TO BE DONE:
Identify the lines containing the word "page". Copy each one.

DATA FOR THIS EXERCISE:
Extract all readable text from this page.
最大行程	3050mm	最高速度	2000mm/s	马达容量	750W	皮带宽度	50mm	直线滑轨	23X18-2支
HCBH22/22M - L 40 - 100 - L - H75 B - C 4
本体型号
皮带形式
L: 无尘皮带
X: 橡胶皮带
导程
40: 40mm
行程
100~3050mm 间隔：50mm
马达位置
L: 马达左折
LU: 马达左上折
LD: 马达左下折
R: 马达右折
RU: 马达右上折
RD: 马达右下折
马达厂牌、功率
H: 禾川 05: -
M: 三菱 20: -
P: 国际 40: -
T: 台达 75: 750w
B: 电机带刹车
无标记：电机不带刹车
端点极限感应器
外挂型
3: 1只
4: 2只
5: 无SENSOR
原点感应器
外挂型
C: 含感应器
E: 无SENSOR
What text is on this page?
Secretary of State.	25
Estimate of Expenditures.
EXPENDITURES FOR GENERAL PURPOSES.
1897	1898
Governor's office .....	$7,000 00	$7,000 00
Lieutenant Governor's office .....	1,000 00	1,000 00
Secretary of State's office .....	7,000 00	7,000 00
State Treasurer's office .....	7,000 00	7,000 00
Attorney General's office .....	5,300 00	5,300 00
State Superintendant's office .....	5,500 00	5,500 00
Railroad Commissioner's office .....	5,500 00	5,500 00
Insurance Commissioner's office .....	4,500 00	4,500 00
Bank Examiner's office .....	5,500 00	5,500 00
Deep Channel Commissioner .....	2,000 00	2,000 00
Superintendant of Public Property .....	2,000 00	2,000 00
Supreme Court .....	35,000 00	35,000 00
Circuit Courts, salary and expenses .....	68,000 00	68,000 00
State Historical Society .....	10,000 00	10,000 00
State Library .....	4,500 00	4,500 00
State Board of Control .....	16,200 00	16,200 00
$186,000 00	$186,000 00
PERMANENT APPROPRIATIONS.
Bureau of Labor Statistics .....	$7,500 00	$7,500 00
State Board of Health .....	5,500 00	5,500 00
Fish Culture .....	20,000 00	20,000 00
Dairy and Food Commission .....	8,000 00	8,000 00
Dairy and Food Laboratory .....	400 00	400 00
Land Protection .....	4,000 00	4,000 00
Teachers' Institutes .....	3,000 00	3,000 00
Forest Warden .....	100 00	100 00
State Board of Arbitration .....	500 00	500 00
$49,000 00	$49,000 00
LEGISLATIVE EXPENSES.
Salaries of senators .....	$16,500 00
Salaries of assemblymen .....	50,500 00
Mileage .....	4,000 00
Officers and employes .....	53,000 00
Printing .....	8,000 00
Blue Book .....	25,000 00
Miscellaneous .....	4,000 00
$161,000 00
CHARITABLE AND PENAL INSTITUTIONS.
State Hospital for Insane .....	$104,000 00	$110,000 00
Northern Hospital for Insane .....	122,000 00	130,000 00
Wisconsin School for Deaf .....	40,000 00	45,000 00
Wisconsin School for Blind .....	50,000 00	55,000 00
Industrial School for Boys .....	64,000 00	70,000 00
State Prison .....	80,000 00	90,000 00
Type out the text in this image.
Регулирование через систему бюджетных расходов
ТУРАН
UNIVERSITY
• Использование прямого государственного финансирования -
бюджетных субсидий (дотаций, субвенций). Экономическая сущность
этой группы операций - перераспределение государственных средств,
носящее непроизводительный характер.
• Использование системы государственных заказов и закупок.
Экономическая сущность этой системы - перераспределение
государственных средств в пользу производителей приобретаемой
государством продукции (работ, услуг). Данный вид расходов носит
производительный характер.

IN RESPONSE:
Extract all readable text from this page.
What text is on this page?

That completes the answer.